▶ **Exercise material**:
+===+

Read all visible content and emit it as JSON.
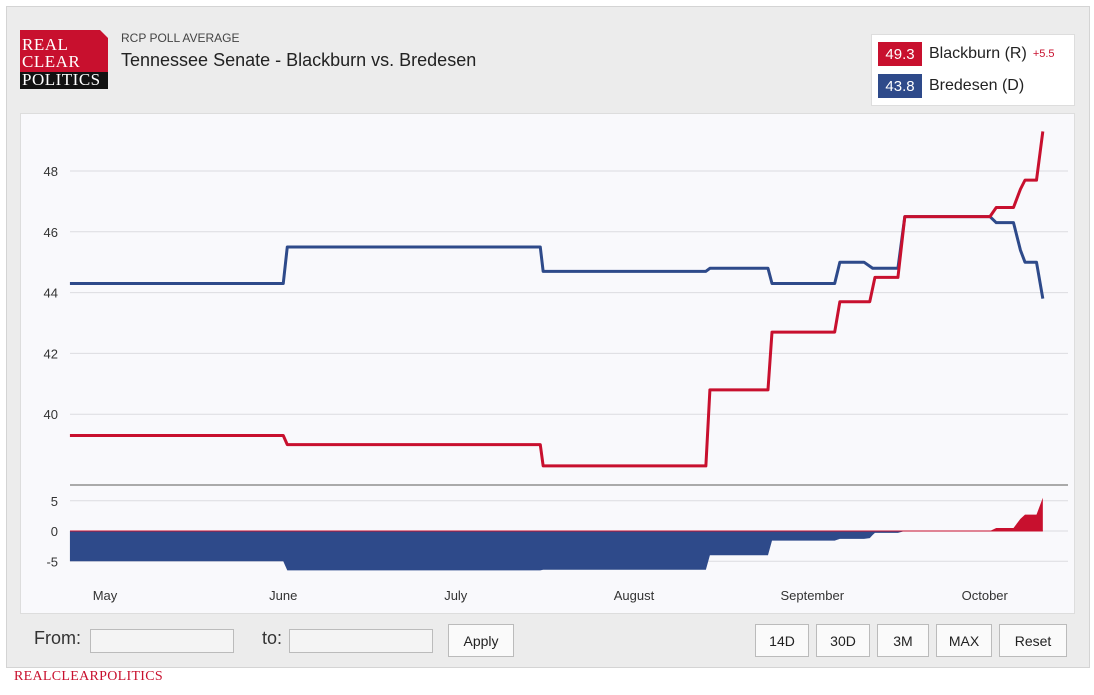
{
  "header": {
    "logo_lines": [
      "REAL",
      "CLEAR",
      "POLITICS"
    ],
    "subtitle": "RCP POLL AVERAGE",
    "title": "Tennessee Senate - Blackburn vs. Bredesen"
  },
  "legend": [
    {
      "value": "49.3",
      "name": "Blackburn (R)",
      "spread": "+5.5",
      "color": "#c8102e"
    },
    {
      "value": "43.8",
      "name": "Bredesen (D)",
      "color": "#2e4a8a"
    }
  ],
  "footer": {
    "from_label": "From:",
    "to_label": "to:",
    "from_value": "",
    "to_value": "",
    "apply": "Apply",
    "ranges": [
      "14D",
      "30D",
      "3M",
      "MAX",
      "Reset"
    ]
  },
  "brand_footer": "REALCLEARPOLITICS",
  "chart_data": {
    "type": "line",
    "x_unit": "days since May 1",
    "x_ticks": [
      {
        "day": 0,
        "label": "May"
      },
      {
        "day": 31,
        "label": "June"
      },
      {
        "day": 61,
        "label": "July"
      },
      {
        "day": 92,
        "label": "August"
      },
      {
        "day": 123,
        "label": "September"
      },
      {
        "day": 153,
        "label": "October"
      }
    ],
    "xlim": [
      -6.1,
      168
    ],
    "ylim": [
      37.8,
      49.8
    ],
    "y_ticks": [
      40,
      42,
      44,
      46,
      48
    ],
    "spread_ylim": [
      -6.8,
      7
    ],
    "spread_ticks": [
      5,
      0,
      -5
    ],
    "series": [
      {
        "name": "Blackburn (R)",
        "color": "#c8102e",
        "points": [
          [
            -6.1,
            39.3
          ],
          [
            31,
            39.3
          ],
          [
            31.7,
            39.0
          ],
          [
            75.7,
            39.0
          ],
          [
            76.2,
            38.3
          ],
          [
            104.5,
            38.3
          ],
          [
            105.2,
            40.8
          ],
          [
            115.3,
            40.8
          ],
          [
            116,
            42.7
          ],
          [
            126.9,
            42.7
          ],
          [
            127.8,
            43.7
          ],
          [
            133,
            43.7
          ],
          [
            133.9,
            44.5
          ],
          [
            137.9,
            44.5
          ],
          [
            139.1,
            46.5
          ],
          [
            153.9,
            46.5
          ],
          [
            155,
            46.8
          ],
          [
            158,
            46.8
          ],
          [
            159.2,
            47.4
          ],
          [
            160,
            47.7
          ],
          [
            162,
            47.7
          ],
          [
            163.1,
            49.3
          ]
        ]
      },
      {
        "name": "Bredesen (D)",
        "color": "#2e4a8a",
        "points": [
          [
            -6.1,
            44.3
          ],
          [
            31,
            44.3
          ],
          [
            31.7,
            45.5
          ],
          [
            75.7,
            45.5
          ],
          [
            76.2,
            44.7
          ],
          [
            104.5,
            44.7
          ],
          [
            105.2,
            44.8
          ],
          [
            115.3,
            44.8
          ],
          [
            116,
            44.3
          ],
          [
            126.9,
            44.3
          ],
          [
            127.8,
            45.0
          ],
          [
            132,
            45.0
          ],
          [
            133.5,
            44.8
          ],
          [
            137.9,
            44.8
          ],
          [
            139.1,
            46.5
          ],
          [
            153.9,
            46.5
          ],
          [
            155,
            46.3
          ],
          [
            158,
            46.3
          ],
          [
            159.2,
            45.4
          ],
          [
            160,
            45.0
          ],
          [
            162,
            45.0
          ],
          [
            163.1,
            43.8
          ]
        ]
      }
    ]
  }
}
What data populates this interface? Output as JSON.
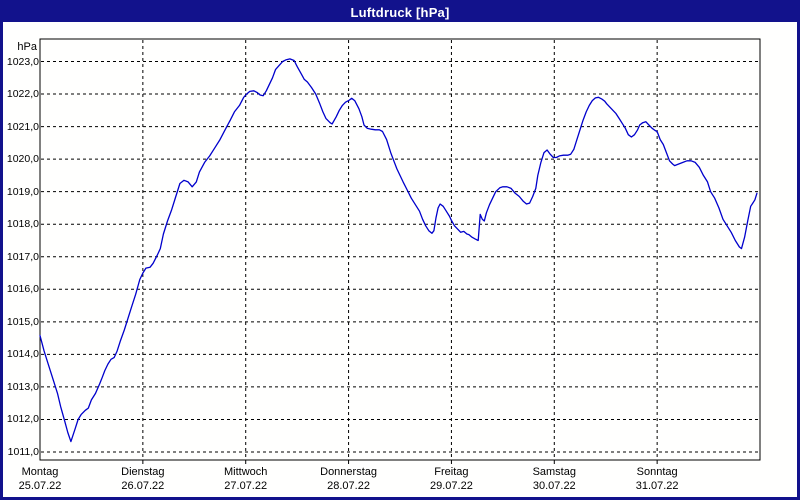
{
  "window": {
    "title": "Luftdruck [hPa]"
  },
  "colors": {
    "frame": "#12128c",
    "title_text": "#ffffff",
    "plot_line": "#0000cc",
    "grid_line": "#000000",
    "axis_text": "#000000",
    "plot_background": "#fffffe"
  },
  "chart_data": {
    "type": "line",
    "title": "Luftdruck [hPa]",
    "unit_label": "hPa",
    "legend": "none",
    "y_axis": {
      "tick_labels": [
        "1023,0",
        "1022,0",
        "1021,0",
        "1020,0",
        "1019,0",
        "1018,0",
        "1017,0",
        "1016,0",
        "1015,0",
        "1014,0",
        "1013,0",
        "1012,0",
        "1011,0"
      ],
      "tick_values": [
        1023,
        1022,
        1021,
        1020,
        1019,
        1018,
        1017,
        1016,
        1015,
        1014,
        1013,
        1012,
        1011
      ],
      "range": [
        1011,
        1023
      ],
      "grid": "dashed"
    },
    "x_axis": {
      "days": [
        {
          "name": "Montag",
          "date": "25.07.22"
        },
        {
          "name": "Dienstag",
          "date": "26.07.22"
        },
        {
          "name": "Mittwoch",
          "date": "27.07.22"
        },
        {
          "name": "Donnerstag",
          "date": "28.07.22"
        },
        {
          "name": "Freitag",
          "date": "29.07.22"
        },
        {
          "name": "Samstag",
          "date": "30.07.22"
        },
        {
          "name": "Sonntag",
          "date": "31.07.22"
        }
      ],
      "range_days": [
        0,
        7
      ],
      "grid": "dashed"
    },
    "series": [
      {
        "name": "Luftdruck",
        "color": "#0000cc",
        "points_day_hpa": [
          [
            0,
            1014.58
          ],
          [
            0.04,
            1014.1
          ],
          [
            0.08,
            1013.7
          ],
          [
            0.13,
            1013.2
          ],
          [
            0.17,
            1012.8
          ],
          [
            0.2,
            1012.4
          ],
          [
            0.24,
            1011.95
          ],
          [
            0.27,
            1011.6
          ],
          [
            0.3,
            1011.32
          ],
          [
            0.34,
            1011.7
          ],
          [
            0.37,
            1012.0
          ],
          [
            0.4,
            1012.15
          ],
          [
            0.44,
            1012.28
          ],
          [
            0.47,
            1012.35
          ],
          [
            0.5,
            1012.6
          ],
          [
            0.54,
            1012.8
          ],
          [
            0.58,
            1013.1
          ],
          [
            0.6,
            1013.25
          ],
          [
            0.63,
            1013.5
          ],
          [
            0.66,
            1013.7
          ],
          [
            0.69,
            1013.85
          ],
          [
            0.72,
            1013.9
          ],
          [
            0.75,
            1014.1
          ],
          [
            0.78,
            1014.4
          ],
          [
            0.82,
            1014.75
          ],
          [
            0.85,
            1015.05
          ],
          [
            0.89,
            1015.45
          ],
          [
            0.93,
            1015.85
          ],
          [
            0.97,
            1016.3
          ],
          [
            1,
            1016.5
          ],
          [
            1.03,
            1016.65
          ],
          [
            1.07,
            1016.68
          ],
          [
            1.1,
            1016.8
          ],
          [
            1.14,
            1017.05
          ],
          [
            1.17,
            1017.25
          ],
          [
            1.2,
            1017.7
          ],
          [
            1.24,
            1018.1
          ],
          [
            1.28,
            1018.45
          ],
          [
            1.32,
            1018.85
          ],
          [
            1.36,
            1019.25
          ],
          [
            1.4,
            1019.35
          ],
          [
            1.44,
            1019.3
          ],
          [
            1.48,
            1019.15
          ],
          [
            1.52,
            1019.3
          ],
          [
            1.55,
            1019.6
          ],
          [
            1.6,
            1019.9
          ],
          [
            1.65,
            1020.1
          ],
          [
            1.7,
            1020.35
          ],
          [
            1.75,
            1020.6
          ],
          [
            1.8,
            1020.9
          ],
          [
            1.85,
            1021.2
          ],
          [
            1.89,
            1021.45
          ],
          [
            1.94,
            1021.65
          ],
          [
            1.98,
            1021.9
          ],
          [
            2.01,
            1022.0
          ],
          [
            2.04,
            1022.08
          ],
          [
            2.08,
            1022.1
          ],
          [
            2.11,
            1022.05
          ],
          [
            2.14,
            1021.97
          ],
          [
            2.17,
            1021.95
          ],
          [
            2.2,
            1022.1
          ],
          [
            2.23,
            1022.3
          ],
          [
            2.26,
            1022.5
          ],
          [
            2.29,
            1022.75
          ],
          [
            2.33,
            1022.9
          ],
          [
            2.36,
            1023.0
          ],
          [
            2.39,
            1023.05
          ],
          [
            2.43,
            1023.08
          ],
          [
            2.47,
            1023.03
          ],
          [
            2.5,
            1022.85
          ],
          [
            2.54,
            1022.62
          ],
          [
            2.57,
            1022.45
          ],
          [
            2.6,
            1022.37
          ],
          [
            2.64,
            1022.2
          ],
          [
            2.68,
            1022.0
          ],
          [
            2.72,
            1021.7
          ],
          [
            2.75,
            1021.45
          ],
          [
            2.78,
            1021.25
          ],
          [
            2.82,
            1021.12
          ],
          [
            2.84,
            1021.08
          ],
          [
            2.88,
            1021.3
          ],
          [
            2.91,
            1021.5
          ],
          [
            2.94,
            1021.65
          ],
          [
            2.97,
            1021.75
          ],
          [
            3,
            1021.8
          ],
          [
            3.03,
            1021.87
          ],
          [
            3.06,
            1021.8
          ],
          [
            3.1,
            1021.55
          ],
          [
            3.13,
            1021.3
          ],
          [
            3.15,
            1021.05
          ],
          [
            3.18,
            1020.95
          ],
          [
            3.22,
            1020.92
          ],
          [
            3.26,
            1020.9
          ],
          [
            3.3,
            1020.9
          ],
          [
            3.33,
            1020.85
          ],
          [
            3.37,
            1020.6
          ],
          [
            3.41,
            1020.2
          ],
          [
            3.44,
            1019.95
          ],
          [
            3.47,
            1019.7
          ],
          [
            3.5,
            1019.5
          ],
          [
            3.53,
            1019.3
          ],
          [
            3.57,
            1019.05
          ],
          [
            3.61,
            1018.8
          ],
          [
            3.65,
            1018.6
          ],
          [
            3.69,
            1018.4
          ],
          [
            3.72,
            1018.15
          ],
          [
            3.75,
            1017.95
          ],
          [
            3.78,
            1017.8
          ],
          [
            3.81,
            1017.72
          ],
          [
            3.83,
            1017.8
          ],
          [
            3.85,
            1018.2
          ],
          [
            3.87,
            1018.5
          ],
          [
            3.89,
            1018.62
          ],
          [
            3.92,
            1018.55
          ],
          [
            3.95,
            1018.4
          ],
          [
            3.98,
            1018.25
          ],
          [
            4,
            1018.12
          ],
          [
            4.03,
            1017.95
          ],
          [
            4.06,
            1017.85
          ],
          [
            4.09,
            1017.75
          ],
          [
            4.12,
            1017.78
          ],
          [
            4.15,
            1017.7
          ],
          [
            4.17,
            1017.68
          ],
          [
            4.2,
            1017.6
          ],
          [
            4.23,
            1017.55
          ],
          [
            4.26,
            1017.5
          ],
          [
            4.28,
            1018.3
          ],
          [
            4.3,
            1018.15
          ],
          [
            4.32,
            1018.1
          ],
          [
            4.34,
            1018.35
          ],
          [
            4.37,
            1018.6
          ],
          [
            4.4,
            1018.8
          ],
          [
            4.43,
            1019.0
          ],
          [
            4.47,
            1019.12
          ],
          [
            4.5,
            1019.15
          ],
          [
            4.54,
            1019.15
          ],
          [
            4.58,
            1019.1
          ],
          [
            4.62,
            1018.95
          ],
          [
            4.66,
            1018.85
          ],
          [
            4.7,
            1018.7
          ],
          [
            4.73,
            1018.62
          ],
          [
            4.76,
            1018.65
          ],
          [
            4.79,
            1018.85
          ],
          [
            4.82,
            1019.1
          ],
          [
            4.84,
            1019.5
          ],
          [
            4.87,
            1019.9
          ],
          [
            4.9,
            1020.2
          ],
          [
            4.93,
            1020.28
          ],
          [
            4.96,
            1020.15
          ],
          [
            4.99,
            1020.05
          ],
          [
            5.02,
            1020.05
          ],
          [
            5.05,
            1020.1
          ],
          [
            5.09,
            1020.12
          ],
          [
            5.13,
            1020.12
          ],
          [
            5.16,
            1020.15
          ],
          [
            5.19,
            1020.3
          ],
          [
            5.22,
            1020.6
          ],
          [
            5.25,
            1020.9
          ],
          [
            5.28,
            1021.2
          ],
          [
            5.31,
            1021.45
          ],
          [
            5.34,
            1021.65
          ],
          [
            5.37,
            1021.8
          ],
          [
            5.4,
            1021.88
          ],
          [
            5.43,
            1021.9
          ],
          [
            5.46,
            1021.85
          ],
          [
            5.49,
            1021.78
          ],
          [
            5.51,
            1021.7
          ],
          [
            5.54,
            1021.6
          ],
          [
            5.57,
            1021.5
          ],
          [
            5.6,
            1021.4
          ],
          [
            5.63,
            1021.25
          ],
          [
            5.66,
            1021.1
          ],
          [
            5.69,
            1020.95
          ],
          [
            5.72,
            1020.75
          ],
          [
            5.75,
            1020.68
          ],
          [
            5.78,
            1020.75
          ],
          [
            5.81,
            1020.9
          ],
          [
            5.83,
            1021.05
          ],
          [
            5.86,
            1021.12
          ],
          [
            5.89,
            1021.15
          ],
          [
            5.92,
            1021.05
          ],
          [
            5.95,
            1020.95
          ],
          [
            5.98,
            1020.88
          ],
          [
            6,
            1020.85
          ],
          [
            6.03,
            1020.6
          ],
          [
            6.06,
            1020.45
          ],
          [
            6.09,
            1020.2
          ],
          [
            6.12,
            1019.95
          ],
          [
            6.15,
            1019.85
          ],
          [
            6.17,
            1019.8
          ],
          [
            6.21,
            1019.85
          ],
          [
            6.25,
            1019.9
          ],
          [
            6.29,
            1019.95
          ],
          [
            6.33,
            1019.95
          ],
          [
            6.37,
            1019.9
          ],
          [
            6.41,
            1019.75
          ],
          [
            6.45,
            1019.5
          ],
          [
            6.49,
            1019.3
          ],
          [
            6.52,
            1019.0
          ],
          [
            6.56,
            1018.8
          ],
          [
            6.6,
            1018.5
          ],
          [
            6.64,
            1018.15
          ],
          [
            6.68,
            1017.95
          ],
          [
            6.72,
            1017.75
          ],
          [
            6.76,
            1017.5
          ],
          [
            6.8,
            1017.3
          ],
          [
            6.82,
            1017.25
          ],
          [
            6.85,
            1017.6
          ],
          [
            6.88,
            1018.1
          ],
          [
            6.91,
            1018.55
          ],
          [
            6.93,
            1018.65
          ],
          [
            6.95,
            1018.75
          ],
          [
            6.97,
            1018.95
          ]
        ]
      }
    ]
  }
}
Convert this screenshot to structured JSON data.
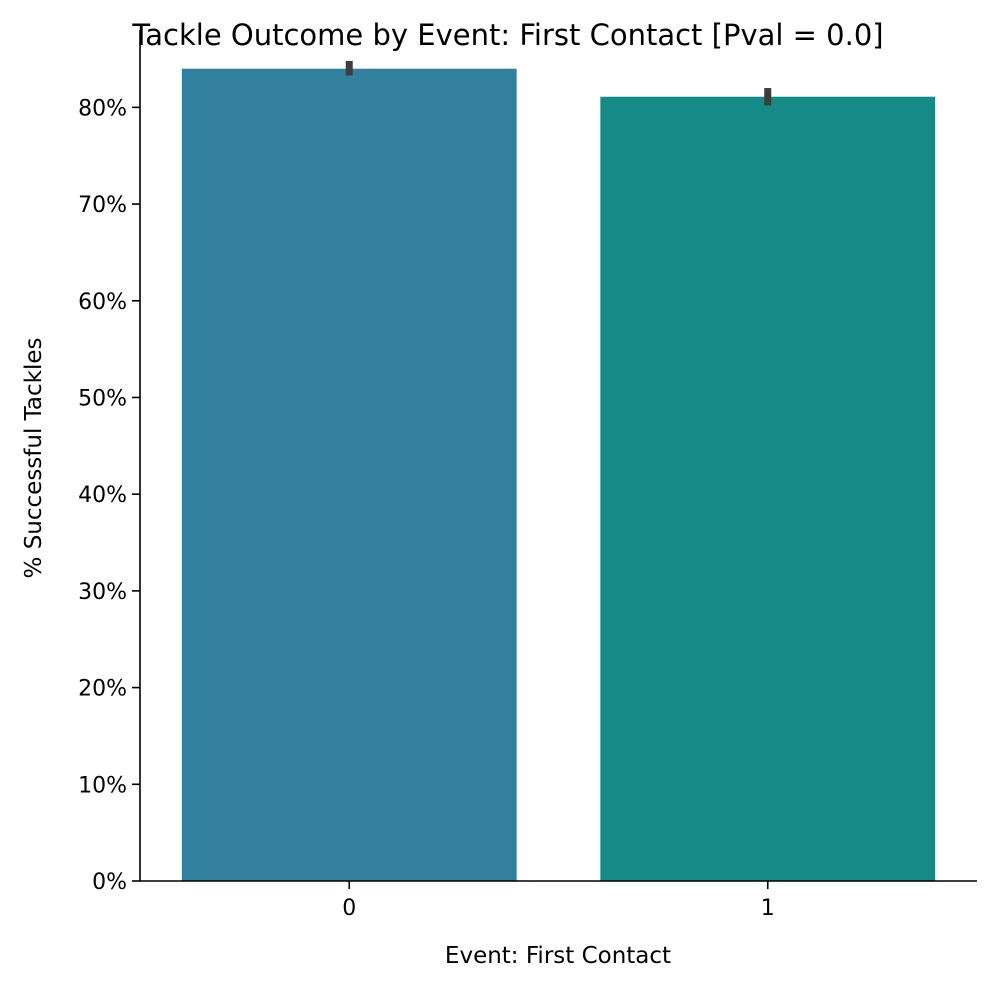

+===+

Show all lines above holding "this".

▶ **Reply to the task**:
What data populates this interface? Output as JSON.
Convert this screenshot to structured JSON data.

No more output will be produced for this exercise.